→ **WHAT IS NEEDED**:
Extract the text of each entry below exactly, leaving every image behind.

→ **Stored data**:
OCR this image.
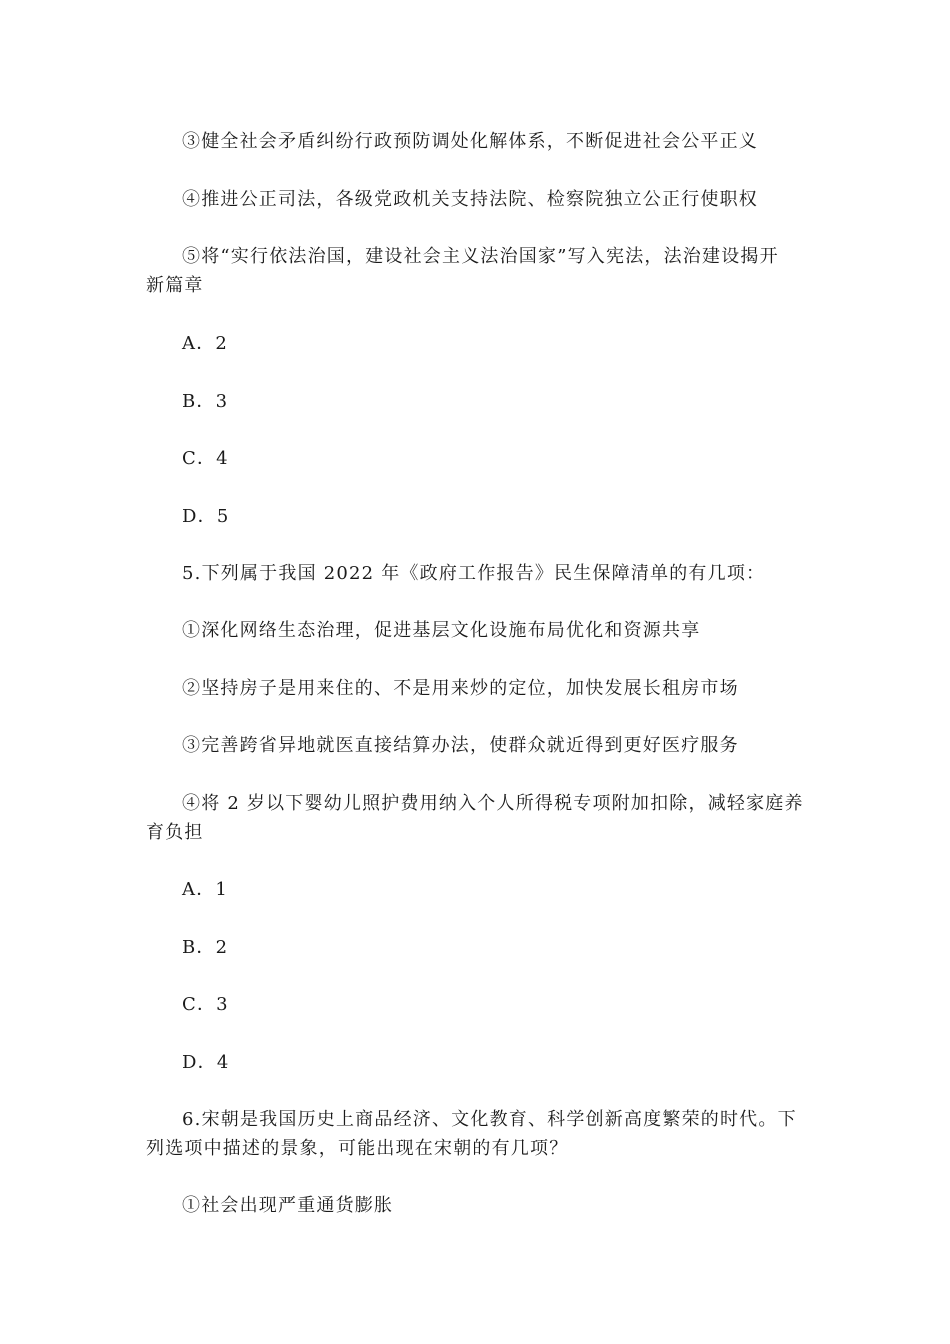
③健全社会矛盾纠纷行政预防调处化解体系，不断促进社会公平正义
④推进公正司法，各级党政机关支持法院、检察院独立公正行使职权
⑤将“实行依法治国，建设社会主义法治国家”写入宪法，法治建设揭开
新篇章
A．2
B．3
C．4
D．5
5.下列属于我国 2022 年《政府工作报告》民生保障清单的有几项：
①深化网络生态治理，促进基层文化设施布局优化和资源共享
②坚持房子是用来住的、不是用来炒的定位，加快发展长租房市场
③完善跨省异地就医直接结算办法，使群众就近得到更好医疗服务
④将 2 岁以下婴幼儿照护费用纳入个人所得税专项附加扣除，减轻家庭养
育负担
A．1
B．2
C．3
D．4
6.宋朝是我国历史上商品经济、文化教育、科学创新高度繁荣的时代。下
列选项中描述的景象，可能出现在宋朝的有几项？
①社会出现严重通货膨胀
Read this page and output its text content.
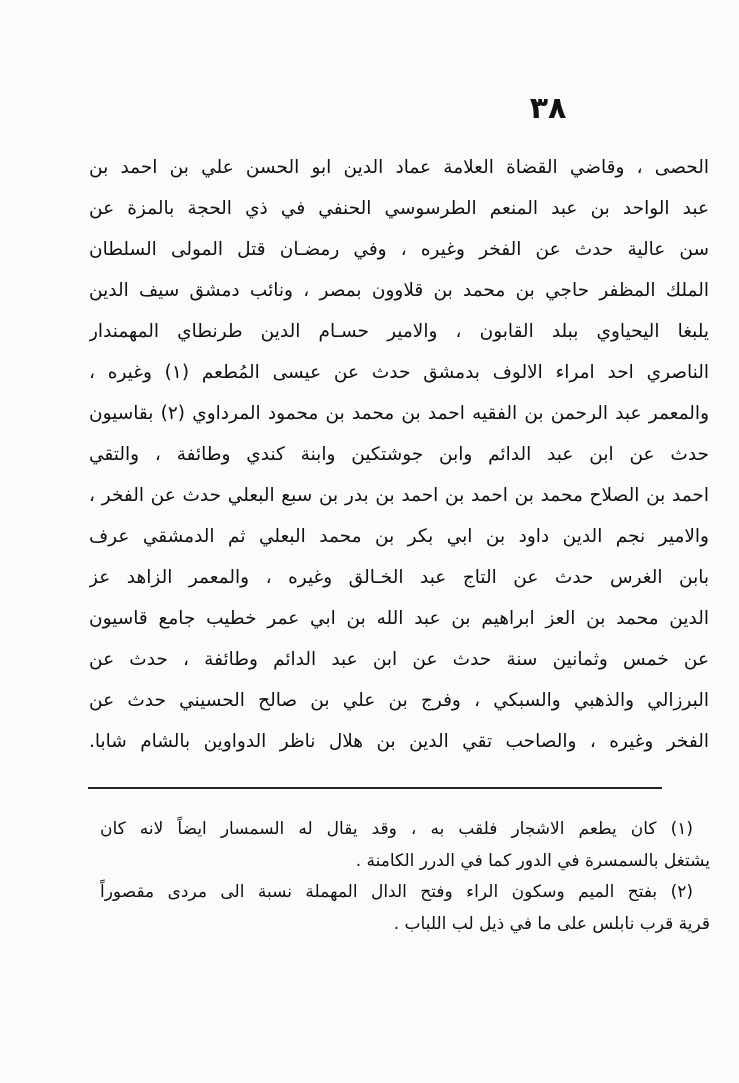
٣٨
الحصى ، وقاضي القضاة العلامة عماد الدين ابو الحسن علي بن احمد بن
عبد الواحد بن عبد المنعم الطرسوسي الحنفي في ذي الحجة بالمزة عن
سن عالية حدث عن الفخر وغيره ، وفي رمضـان قتل المولى السلطان
الملك المظفر حاجي بن محمد بن قلاوون بمصر ، ونائب دمشق سيف الدين
يلبغا اليحياوي ببلد القابون ، والامير حسـام الدين طرنطاي المهمندار
الناصري احد امراء الالوف بدمشق حدث عن عيسى المُطعم (١) وغيره ،
والمعمر عبد الرحمن بن الفقيه احمد بن محمد بن محمود المرداوي (٢) بقاسيون
حدث عن ابن عبد الدائم وابن جوشتكين وابنة كندي وطائفة ، والتقي
احمد بن الصلاح محمد بن احمد بن احمد بن بدر بن سبع البعلي حدث عن الفخر ،
والامير نجم الدين داود بن ابي بكر بن محمد البعلي ثم الدمشقي عرف
بابن الغرس حدث عن التاج عبد الخـالق وغيره ، والمعمر الزاهد عز
الدين محمد بن العز ابراهيم بن عبد الله بن ابي عمر خطيب جامع قاسيون
عن خمس وثمانين سنة حدث عن ابن عبد الدائم وطائفة ، حدث عن
البرزالي والذهبي والسبكي ، وفرج بن علي بن صالح الحسيني حدث عن
الفخر وغيره ، والصاحب تقي الدين بن هلال ناظر الدواوين بالشام شابا.
(١) كان يطعم الاشجار فلقب به ، وقد يقال له السمسار ايضاً لانه كان
يشتغل بالسمسرة في الدور كما في الدرر الكامنة .
(٢) بفتح الميم وسكون الراء وفتح الدال المهملة نسبة الى مردى مقصوراً
قرية قرب نابلس على ما في ذيل لب اللباب .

→ **THE SOLUTION**:
OCR this image.
③健全社会矛盾纠纷行政预防调处化解体系，不断促进社会公平正义
④推进公正司法，各级党政机关支持法院、检察院独立公正行使职权
⑤将“实行依法治国，建设社会主义法治国家”写入宪法，法治建设揭开
新篇章
A．2
B．3
C．4
D．5
5.下列属于我国 2022 年《政府工作报告》民生保障清单的有几项：
①深化网络生态治理，促进基层文化设施布局优化和资源共享
②坚持房子是用来住的、不是用来炒的定位，加快发展长租房市场
③完善跨省异地就医直接结算办法，使群众就近得到更好医疗服务
④将 2 岁以下婴幼儿照护费用纳入个人所得税专项附加扣除，减轻家庭养
育负担
A．1
B．2
C．3
D．4
6.宋朝是我国历史上商品经济、文化教育、科学创新高度繁荣的时代。下
列选项中描述的景象，可能出现在宋朝的有几项？
①社会出现严重通货膨胀
Read this page and output its text content.
٣٨
الحصى ، وقاضي القضاة العلامة عماد الدين ابو الحسن علي بن احمد بن
عبد الواحد بن عبد المنعم الطرسوسي الحنفي في ذي الحجة بالمزة عن
سن عالية حدث عن الفخر وغيره ، وفي رمضـان قتل المولى السلطان
الملك المظفر حاجي بن محمد بن قلاوون بمصر ، ونائب دمشق سيف الدين
يلبغا اليحياوي ببلد القابون ، والامير حسـام الدين طرنطاي المهمندار
الناصري احد امراء الالوف بدمشق حدث عن عيسى المُطعم (١) وغيره ،
والمعمر عبد الرحمن بن الفقيه احمد بن محمد بن محمود المرداوي (٢) بقاسيون
حدث عن ابن عبد الدائم وابن جوشتكين وابنة كندي وطائفة ، والتقي
احمد بن الصلاح محمد بن احمد بن احمد بن بدر بن سبع البعلي حدث عن الفخر ،
والامير نجم الدين داود بن ابي بكر بن محمد البعلي ثم الدمشقي عرف
بابن الغرس حدث عن التاج عبد الخـالق وغيره ، والمعمر الزاهد عز
الدين محمد بن العز ابراهيم بن عبد الله بن ابي عمر خطيب جامع قاسيون
عن خمس وثمانين سنة حدث عن ابن عبد الدائم وطائفة ، حدث عن
البرزالي والذهبي والسبكي ، وفرج بن علي بن صالح الحسيني حدث عن
الفخر وغيره ، والصاحب تقي الدين بن هلال ناظر الدواوين بالشام شابا.
(١) كان يطعم الاشجار فلقب به ، وقد يقال له السمسار ايضاً لانه كان
يشتغل بالسمسرة في الدور كما في الدرر الكامنة .
(٢) بفتح الميم وسكون الراء وفتح الدال المهملة نسبة الى مردى مقصوراً
قرية قرب نابلس على ما في ذيل لب اللباب .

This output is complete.